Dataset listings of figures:

■ ■ ■ ■ ■ ■ ■

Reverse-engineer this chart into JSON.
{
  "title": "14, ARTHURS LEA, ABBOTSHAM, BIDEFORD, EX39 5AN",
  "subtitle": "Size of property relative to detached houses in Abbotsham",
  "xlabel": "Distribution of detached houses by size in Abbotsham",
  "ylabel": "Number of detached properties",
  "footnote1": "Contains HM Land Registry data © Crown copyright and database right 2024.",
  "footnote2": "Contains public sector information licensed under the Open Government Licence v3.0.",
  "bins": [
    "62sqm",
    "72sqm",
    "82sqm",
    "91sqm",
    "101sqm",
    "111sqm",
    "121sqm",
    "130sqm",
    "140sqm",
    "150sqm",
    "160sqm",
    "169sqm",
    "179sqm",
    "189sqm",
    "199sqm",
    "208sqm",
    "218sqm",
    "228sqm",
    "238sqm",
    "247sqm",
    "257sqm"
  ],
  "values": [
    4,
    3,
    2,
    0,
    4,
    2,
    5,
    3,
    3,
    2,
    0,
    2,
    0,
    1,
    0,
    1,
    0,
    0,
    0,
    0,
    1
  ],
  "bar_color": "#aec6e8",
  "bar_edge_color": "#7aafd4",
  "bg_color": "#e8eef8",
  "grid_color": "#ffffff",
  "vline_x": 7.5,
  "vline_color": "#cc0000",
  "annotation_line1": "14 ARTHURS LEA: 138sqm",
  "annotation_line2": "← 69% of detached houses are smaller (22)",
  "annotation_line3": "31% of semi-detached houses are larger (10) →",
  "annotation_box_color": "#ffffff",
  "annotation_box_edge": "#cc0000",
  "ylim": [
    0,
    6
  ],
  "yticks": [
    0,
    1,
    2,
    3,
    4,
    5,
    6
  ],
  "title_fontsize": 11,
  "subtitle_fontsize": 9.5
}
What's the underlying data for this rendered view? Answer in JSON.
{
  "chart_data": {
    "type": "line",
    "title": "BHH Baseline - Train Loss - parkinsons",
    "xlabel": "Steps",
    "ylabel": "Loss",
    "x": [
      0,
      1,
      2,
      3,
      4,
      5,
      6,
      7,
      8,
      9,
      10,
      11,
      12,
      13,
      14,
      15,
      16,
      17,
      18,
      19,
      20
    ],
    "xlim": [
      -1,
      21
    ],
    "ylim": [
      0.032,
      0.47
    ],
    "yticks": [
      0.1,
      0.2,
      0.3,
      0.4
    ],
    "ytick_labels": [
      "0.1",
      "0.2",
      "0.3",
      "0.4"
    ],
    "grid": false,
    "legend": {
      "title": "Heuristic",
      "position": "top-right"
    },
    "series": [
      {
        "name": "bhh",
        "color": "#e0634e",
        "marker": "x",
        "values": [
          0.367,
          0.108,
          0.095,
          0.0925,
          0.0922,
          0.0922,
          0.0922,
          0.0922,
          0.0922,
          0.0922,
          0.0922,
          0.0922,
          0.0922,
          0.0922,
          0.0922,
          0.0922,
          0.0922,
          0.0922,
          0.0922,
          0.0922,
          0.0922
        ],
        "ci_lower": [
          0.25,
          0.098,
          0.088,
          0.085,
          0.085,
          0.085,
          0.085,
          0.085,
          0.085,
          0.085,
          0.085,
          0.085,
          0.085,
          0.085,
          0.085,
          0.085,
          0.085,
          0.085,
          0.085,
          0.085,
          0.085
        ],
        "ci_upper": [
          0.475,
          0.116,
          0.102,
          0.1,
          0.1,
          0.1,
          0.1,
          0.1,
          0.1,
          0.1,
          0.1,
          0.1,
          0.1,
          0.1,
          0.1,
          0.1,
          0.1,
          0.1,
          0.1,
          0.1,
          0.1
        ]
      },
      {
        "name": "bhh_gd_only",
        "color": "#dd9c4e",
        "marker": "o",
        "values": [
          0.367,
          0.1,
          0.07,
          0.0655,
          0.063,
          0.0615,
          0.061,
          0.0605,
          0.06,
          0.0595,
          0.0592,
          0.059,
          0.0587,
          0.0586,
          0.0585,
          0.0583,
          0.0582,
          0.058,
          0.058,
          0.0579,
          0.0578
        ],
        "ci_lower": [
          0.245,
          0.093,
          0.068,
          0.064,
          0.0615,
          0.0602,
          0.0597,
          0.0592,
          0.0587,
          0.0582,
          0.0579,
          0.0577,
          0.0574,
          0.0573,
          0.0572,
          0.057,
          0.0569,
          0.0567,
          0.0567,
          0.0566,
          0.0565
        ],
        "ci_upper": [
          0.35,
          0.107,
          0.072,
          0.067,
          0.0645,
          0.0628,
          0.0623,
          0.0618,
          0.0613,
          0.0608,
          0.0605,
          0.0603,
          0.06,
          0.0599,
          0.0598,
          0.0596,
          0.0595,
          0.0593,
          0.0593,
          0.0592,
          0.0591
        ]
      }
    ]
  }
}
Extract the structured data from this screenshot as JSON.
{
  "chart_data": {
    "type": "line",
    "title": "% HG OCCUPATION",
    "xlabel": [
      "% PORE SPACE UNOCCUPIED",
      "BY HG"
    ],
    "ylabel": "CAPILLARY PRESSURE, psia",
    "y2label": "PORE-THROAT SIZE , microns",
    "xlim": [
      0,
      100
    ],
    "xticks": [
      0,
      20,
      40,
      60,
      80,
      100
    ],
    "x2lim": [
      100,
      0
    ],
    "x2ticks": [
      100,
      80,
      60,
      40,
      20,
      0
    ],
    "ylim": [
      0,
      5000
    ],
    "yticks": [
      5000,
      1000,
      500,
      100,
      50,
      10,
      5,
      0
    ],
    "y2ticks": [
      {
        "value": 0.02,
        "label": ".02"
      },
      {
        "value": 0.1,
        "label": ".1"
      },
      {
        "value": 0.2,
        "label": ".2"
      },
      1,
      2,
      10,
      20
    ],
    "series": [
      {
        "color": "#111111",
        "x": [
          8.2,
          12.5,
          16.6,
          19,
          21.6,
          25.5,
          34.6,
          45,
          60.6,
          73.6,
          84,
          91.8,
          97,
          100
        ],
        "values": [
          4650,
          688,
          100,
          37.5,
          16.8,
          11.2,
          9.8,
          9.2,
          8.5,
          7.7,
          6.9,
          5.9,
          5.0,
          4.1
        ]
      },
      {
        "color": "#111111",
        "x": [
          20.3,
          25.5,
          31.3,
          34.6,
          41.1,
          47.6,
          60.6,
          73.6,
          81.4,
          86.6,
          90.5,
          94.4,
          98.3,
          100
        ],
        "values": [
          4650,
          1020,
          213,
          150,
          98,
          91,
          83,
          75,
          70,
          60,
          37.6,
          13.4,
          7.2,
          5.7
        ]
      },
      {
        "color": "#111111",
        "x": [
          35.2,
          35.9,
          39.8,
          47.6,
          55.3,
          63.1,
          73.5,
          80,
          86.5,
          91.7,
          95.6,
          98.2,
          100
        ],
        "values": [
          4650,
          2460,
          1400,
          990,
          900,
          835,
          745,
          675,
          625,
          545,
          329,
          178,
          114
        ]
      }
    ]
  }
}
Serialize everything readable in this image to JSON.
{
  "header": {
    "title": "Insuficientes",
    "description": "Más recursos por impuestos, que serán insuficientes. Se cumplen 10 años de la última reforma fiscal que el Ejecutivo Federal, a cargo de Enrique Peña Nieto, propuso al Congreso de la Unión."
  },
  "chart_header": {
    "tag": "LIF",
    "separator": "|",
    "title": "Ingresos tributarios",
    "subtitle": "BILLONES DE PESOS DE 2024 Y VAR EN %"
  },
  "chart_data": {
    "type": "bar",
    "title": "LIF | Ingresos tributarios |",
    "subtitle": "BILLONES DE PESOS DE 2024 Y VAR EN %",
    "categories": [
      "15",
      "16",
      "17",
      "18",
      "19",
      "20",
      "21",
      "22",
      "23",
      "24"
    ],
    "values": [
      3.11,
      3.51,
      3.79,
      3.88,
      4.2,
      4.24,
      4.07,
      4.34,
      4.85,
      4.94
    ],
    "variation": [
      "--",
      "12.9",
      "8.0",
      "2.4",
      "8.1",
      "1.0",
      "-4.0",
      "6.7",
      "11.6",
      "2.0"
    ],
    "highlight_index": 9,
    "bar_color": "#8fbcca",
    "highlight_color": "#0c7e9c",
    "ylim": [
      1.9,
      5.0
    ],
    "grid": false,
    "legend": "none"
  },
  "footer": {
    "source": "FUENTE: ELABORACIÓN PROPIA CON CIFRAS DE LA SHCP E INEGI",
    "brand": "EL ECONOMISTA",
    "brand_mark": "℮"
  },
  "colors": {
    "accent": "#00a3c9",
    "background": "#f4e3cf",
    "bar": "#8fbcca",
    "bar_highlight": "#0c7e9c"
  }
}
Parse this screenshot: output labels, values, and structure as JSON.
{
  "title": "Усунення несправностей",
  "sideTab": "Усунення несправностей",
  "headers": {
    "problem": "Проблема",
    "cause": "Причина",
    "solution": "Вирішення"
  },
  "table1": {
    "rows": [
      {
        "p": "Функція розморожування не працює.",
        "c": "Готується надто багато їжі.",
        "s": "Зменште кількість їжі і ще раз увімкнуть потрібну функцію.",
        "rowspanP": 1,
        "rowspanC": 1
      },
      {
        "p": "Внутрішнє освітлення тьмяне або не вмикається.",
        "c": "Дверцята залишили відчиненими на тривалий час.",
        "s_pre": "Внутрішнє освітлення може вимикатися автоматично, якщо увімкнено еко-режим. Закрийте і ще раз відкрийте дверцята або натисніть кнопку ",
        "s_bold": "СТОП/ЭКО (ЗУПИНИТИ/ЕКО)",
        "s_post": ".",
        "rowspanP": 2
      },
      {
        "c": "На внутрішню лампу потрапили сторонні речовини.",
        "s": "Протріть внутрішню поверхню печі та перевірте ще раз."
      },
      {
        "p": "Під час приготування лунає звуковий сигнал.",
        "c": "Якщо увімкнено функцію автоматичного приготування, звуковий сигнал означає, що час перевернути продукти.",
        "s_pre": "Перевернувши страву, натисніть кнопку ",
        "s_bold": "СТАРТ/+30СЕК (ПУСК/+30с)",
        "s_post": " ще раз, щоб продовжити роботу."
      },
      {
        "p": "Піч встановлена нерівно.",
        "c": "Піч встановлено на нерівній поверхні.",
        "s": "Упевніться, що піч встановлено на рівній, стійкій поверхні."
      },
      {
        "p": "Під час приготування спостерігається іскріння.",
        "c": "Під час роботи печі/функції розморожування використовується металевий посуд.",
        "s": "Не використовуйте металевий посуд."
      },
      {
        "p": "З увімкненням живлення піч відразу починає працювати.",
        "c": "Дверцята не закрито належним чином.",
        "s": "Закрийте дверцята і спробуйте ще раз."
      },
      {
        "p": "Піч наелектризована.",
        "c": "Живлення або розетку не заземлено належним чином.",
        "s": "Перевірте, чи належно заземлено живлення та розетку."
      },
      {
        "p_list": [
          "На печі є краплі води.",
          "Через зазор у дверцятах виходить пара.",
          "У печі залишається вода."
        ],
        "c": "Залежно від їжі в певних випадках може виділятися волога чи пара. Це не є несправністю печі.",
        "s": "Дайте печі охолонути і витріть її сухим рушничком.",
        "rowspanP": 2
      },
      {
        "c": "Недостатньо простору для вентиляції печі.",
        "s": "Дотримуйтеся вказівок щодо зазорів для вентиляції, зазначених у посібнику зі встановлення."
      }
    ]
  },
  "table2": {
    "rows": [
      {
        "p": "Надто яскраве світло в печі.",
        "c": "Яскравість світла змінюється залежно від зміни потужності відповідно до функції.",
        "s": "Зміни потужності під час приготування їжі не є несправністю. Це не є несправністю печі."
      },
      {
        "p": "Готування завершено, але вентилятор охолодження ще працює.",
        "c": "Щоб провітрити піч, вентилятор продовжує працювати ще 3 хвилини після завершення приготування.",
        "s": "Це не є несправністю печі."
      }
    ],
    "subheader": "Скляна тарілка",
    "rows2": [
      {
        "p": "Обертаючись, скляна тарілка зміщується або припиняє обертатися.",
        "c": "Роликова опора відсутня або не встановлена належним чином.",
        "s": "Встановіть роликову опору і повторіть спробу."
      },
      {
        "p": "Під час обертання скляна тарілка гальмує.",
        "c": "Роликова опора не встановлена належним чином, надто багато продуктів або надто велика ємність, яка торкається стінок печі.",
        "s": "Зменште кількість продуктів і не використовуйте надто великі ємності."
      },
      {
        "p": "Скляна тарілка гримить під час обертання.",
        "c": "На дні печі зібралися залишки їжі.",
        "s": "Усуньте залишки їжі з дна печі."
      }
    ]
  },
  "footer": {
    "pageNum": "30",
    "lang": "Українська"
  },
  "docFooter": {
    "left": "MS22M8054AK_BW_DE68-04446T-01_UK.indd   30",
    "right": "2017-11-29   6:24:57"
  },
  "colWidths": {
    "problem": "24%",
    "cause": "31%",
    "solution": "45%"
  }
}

■ ■ ■ ■ ■ ■ ■

- _YOUR OBJECTIVE_
Among the entries above, how many lines include the word "встановлено"? Give the number with no comment.

- _TASK OUTPUT_
2